# Stated exercise:
The entries below need to be written out exactly, with no pictures included.

(Excerpts from a figure dataset)
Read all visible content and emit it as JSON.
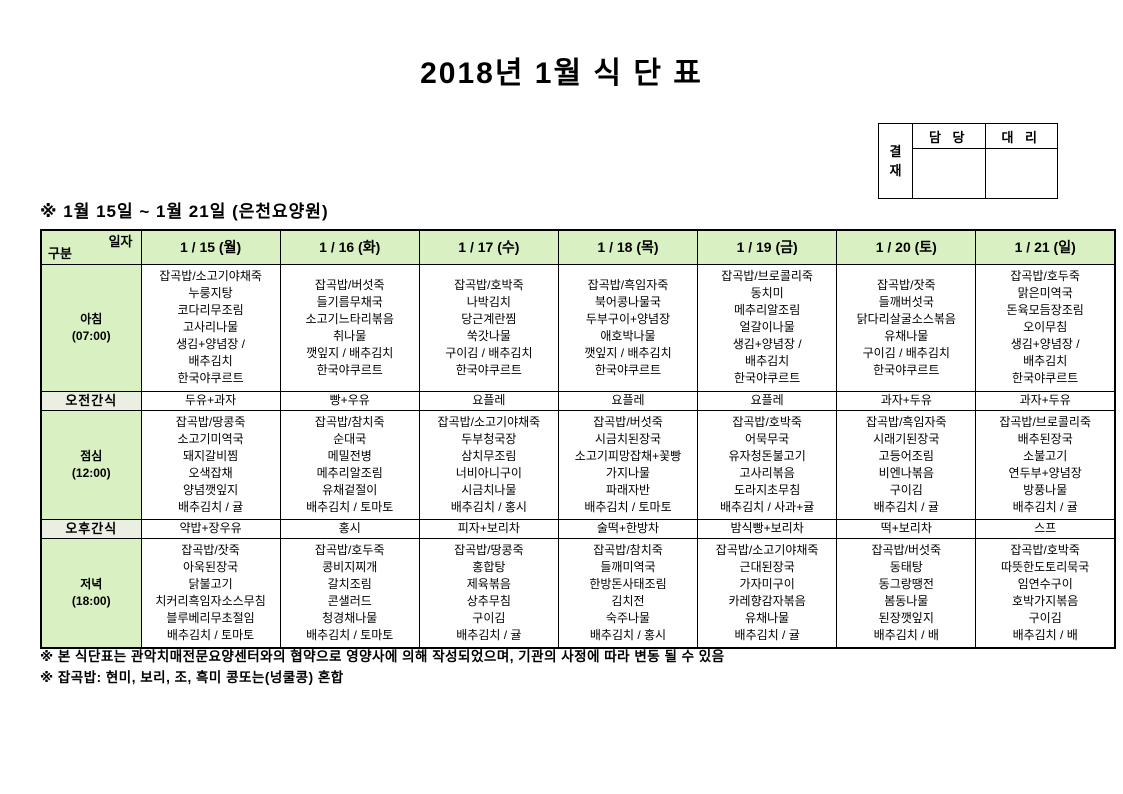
{
  "title": "2018년 1월 식 단 표",
  "approval": {
    "stamp": "결재",
    "columns": [
      "담 당",
      "대 리"
    ]
  },
  "subtitle": "※ 1월 15일 ~ 1월 21일 (은천요양원)",
  "table": {
    "corner": {
      "top": "일자",
      "bottom": "구분"
    },
    "days": [
      "1 / 15 (월)",
      "1 / 16 (화)",
      "1 / 17 (수)",
      "1 / 18 (목)",
      "1 / 19 (금)",
      "1 / 20 (토)",
      "1 / 21 (일)"
    ],
    "rows": [
      {
        "label": "아침",
        "time": "(07:00)",
        "cells": [
          "잡곡밥/소고기야채죽\n누룽지탕\n코다리무조림\n고사리나물\n생김+양념장 /\n배추김치\n한국야쿠르트",
          "잡곡밥/버섯죽\n들기름무채국\n소고기느타리볶음\n취나물\n깻잎지 / 배추김치\n한국야쿠르트",
          "잡곡밥/호박죽\n나박김치\n당근계란찜\n쑥갓나물\n구이김 / 배추김치\n한국야쿠르트",
          "잡곡밥/흑임자죽\n북어콩나물국\n두부구이+양념장\n애호박나물\n깻잎지 / 배추김치\n한국야쿠르트",
          "잡곡밥/브로콜리죽\n동치미\n메추리알조림\n얼갈이나물\n생김+양념장 /\n배추김치\n한국야쿠르트",
          "잡곡밥/잣죽\n들깨버섯국\n닭다리살굴소스볶음\n유채나물\n구이김 / 배추김치\n한국야쿠르트",
          "잡곡밥/호두죽\n맑은미역국\n돈육모듬장조림\n오이무침\n생김+양념장 /\n배추김치\n한국야쿠르트"
        ]
      },
      {
        "label": "오전간식",
        "cells": [
          "두유+과자",
          "빵+우유",
          "요플레",
          "요플레",
          "요플레",
          "과자+두유",
          "과자+두유"
        ]
      },
      {
        "label": "점심",
        "time": "(12:00)",
        "cells": [
          "잡곡밥/땅콩죽\n소고기미역국\n돼지갈비찜\n오색잡채\n양념깻잎지\n배추김치 / 귤",
          "잡곡밥/참치죽\n순대국\n메밀전병\n메추리알조림\n유채겉절이\n배추김치 / 토마토",
          "잡곡밥/소고기야채죽\n두부청국장\n삼치무조림\n너비아니구이\n시금치나물\n배추김치 / 홍시",
          "잡곡밥/버섯죽\n시금치된장국\n소고기피망잡채+꽃빵\n가지나물\n파래자반\n배추김치 / 토마토",
          "잡곡밥/호박죽\n어묵무국\n유자청돈불고기\n고사리볶음\n도라지초무침\n배추김치 / 사과+귤",
          "잡곡밥/흑임자죽\n시래기된장국\n고등어조림\n비엔나볶음\n구이김\n배추김치 / 귤",
          "잡곡밥/브로콜리죽\n배추된장국\n소불고기\n연두부+양념장\n방풍나물\n배추김치 / 귤"
        ]
      },
      {
        "label": "오후간식",
        "cells": [
          "약밥+장우유",
          "홍시",
          "피자+보리차",
          "술떡+한방차",
          "밤식빵+보리차",
          "떡+보리차",
          "스프"
        ]
      },
      {
        "label": "저녁",
        "time": "(18:00)",
        "cells": [
          "잡곡밥/잣죽\n아욱된장국\n닭불고기\n치커리흑임자소스무침\n블루베리무초절임\n배추김치 / 토마토",
          "잡곡밥/호두죽\n콩비지찌개\n갈치조림\n콘샐러드\n청경채나물\n배추김치 / 토마토",
          "잡곡밥/땅콩죽\n홍합탕\n제육볶음\n상추무침\n구이김\n배추김치 / 귤",
          "잡곡밥/참치죽\n들깨미역국\n한방돈사태조림\n김치전\n숙주나물\n배추김치 / 홍시",
          "잡곡밥/소고기야채죽\n근대된장국\n가자미구이\n카레향감자볶음\n유채나물\n배추김치 / 귤",
          "잡곡밥/버섯죽\n동태탕\n동그랑땡전\n봄동나물\n된장깻잎지\n배추김치 / 배",
          "잡곡밥/호박죽\n따뜻한도토리묵국\n임연수구이\n호박가지볶음\n구이김\n배추김치 / 배"
        ]
      }
    ]
  },
  "notes": [
    "※ 본 식단표는 관악치매전문요양센터와의 협약으로 영양사에 의해 작성되었으며, 기관의 사정에 따라 변동 될 수 있음",
    "※ 잡곡밥: 현미, 보리, 조, 흑미 콩또는(넝쿨콩) 혼합"
  ],
  "colors": {
    "header_green": "#d9f0c3",
    "snack_bg": "#eaefe2",
    "border": "#000000"
  }
}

# Completed exercise:
Read all visible content and emit it as JSON.
{
  "title": "2018년 1월 식 단 표",
  "approval": {
    "stamp": "결재",
    "columns": [
      "담 당",
      "대 리"
    ]
  },
  "subtitle": "※ 1월 15일 ~ 1월 21일 (은천요양원)",
  "table": {
    "corner": {
      "top": "일자",
      "bottom": "구분"
    },
    "days": [
      "1 / 15 (월)",
      "1 / 16 (화)",
      "1 / 17 (수)",
      "1 / 18 (목)",
      "1 / 19 (금)",
      "1 / 20 (토)",
      "1 / 21 (일)"
    ],
    "rows": [
      {
        "label": "아침",
        "time": "(07:00)",
        "cells": [
          "잡곡밥/소고기야채죽\n누룽지탕\n코다리무조림\n고사리나물\n생김+양념장 /\n배추김치\n한국야쿠르트",
          "잡곡밥/버섯죽\n들기름무채국\n소고기느타리볶음\n취나물\n깻잎지 / 배추김치\n한국야쿠르트",
          "잡곡밥/호박죽\n나박김치\n당근계란찜\n쑥갓나물\n구이김 / 배추김치\n한국야쿠르트",
          "잡곡밥/흑임자죽\n북어콩나물국\n두부구이+양념장\n애호박나물\n깻잎지 / 배추김치\n한국야쿠르트",
          "잡곡밥/브로콜리죽\n동치미\n메추리알조림\n얼갈이나물\n생김+양념장 /\n배추김치\n한국야쿠르트",
          "잡곡밥/잣죽\n들깨버섯국\n닭다리살굴소스볶음\n유채나물\n구이김 / 배추김치\n한국야쿠르트",
          "잡곡밥/호두죽\n맑은미역국\n돈육모듬장조림\n오이무침\n생김+양념장 /\n배추김치\n한국야쿠르트"
        ]
      },
      {
        "label": "오전간식",
        "cells": [
          "두유+과자",
          "빵+우유",
          "요플레",
          "요플레",
          "요플레",
          "과자+두유",
          "과자+두유"
        ]
      },
      {
        "label": "점심",
        "time": "(12:00)",
        "cells": [
          "잡곡밥/땅콩죽\n소고기미역국\n돼지갈비찜\n오색잡채\n양념깻잎지\n배추김치 / 귤",
          "잡곡밥/참치죽\n순대국\n메밀전병\n메추리알조림\n유채겉절이\n배추김치 / 토마토",
          "잡곡밥/소고기야채죽\n두부청국장\n삼치무조림\n너비아니구이\n시금치나물\n배추김치 / 홍시",
          "잡곡밥/버섯죽\n시금치된장국\n소고기피망잡채+꽃빵\n가지나물\n파래자반\n배추김치 / 토마토",
          "잡곡밥/호박죽\n어묵무국\n유자청돈불고기\n고사리볶음\n도라지초무침\n배추김치 / 사과+귤",
          "잡곡밥/흑임자죽\n시래기된장국\n고등어조림\n비엔나볶음\n구이김\n배추김치 / 귤",
          "잡곡밥/브로콜리죽\n배추된장국\n소불고기\n연두부+양념장\n방풍나물\n배추김치 / 귤"
        ]
      },
      {
        "label": "오후간식",
        "cells": [
          "약밥+장우유",
          "홍시",
          "피자+보리차",
          "술떡+한방차",
          "밤식빵+보리차",
          "떡+보리차",
          "스프"
        ]
      },
      {
        "label": "저녁",
        "time": "(18:00)",
        "cells": [
          "잡곡밥/잣죽\n아욱된장국\n닭불고기\n치커리흑임자소스무침\n블루베리무초절임\n배추김치 / 토마토",
          "잡곡밥/호두죽\n콩비지찌개\n갈치조림\n콘샐러드\n청경채나물\n배추김치 / 토마토",
          "잡곡밥/땅콩죽\n홍합탕\n제육볶음\n상추무침\n구이김\n배추김치 / 귤",
          "잡곡밥/참치죽\n들깨미역국\n한방돈사태조림\n김치전\n숙주나물\n배추김치 / 홍시",
          "잡곡밥/소고기야채죽\n근대된장국\n가자미구이\n카레향감자볶음\n유채나물\n배추김치 / 귤",
          "잡곡밥/버섯죽\n동태탕\n동그랑땡전\n봄동나물\n된장깻잎지\n배추김치 / 배",
          "잡곡밥/호박죽\n따뜻한도토리묵국\n임연수구이\n호박가지볶음\n구이김\n배추김치 / 배"
        ]
      }
    ]
  },
  "notes": [
    "※ 본 식단표는 관악치매전문요양센터와의 협약으로 영양사에 의해 작성되었으며, 기관의 사정에 따라 변동 될 수 있음",
    "※ 잡곡밥: 현미, 보리, 조, 흑미 콩또는(넝쿨콩) 혼합"
  ],
  "colors": {
    "header_green": "#d9f0c3",
    "snack_bg": "#eaefe2",
    "border": "#000000"
  }
}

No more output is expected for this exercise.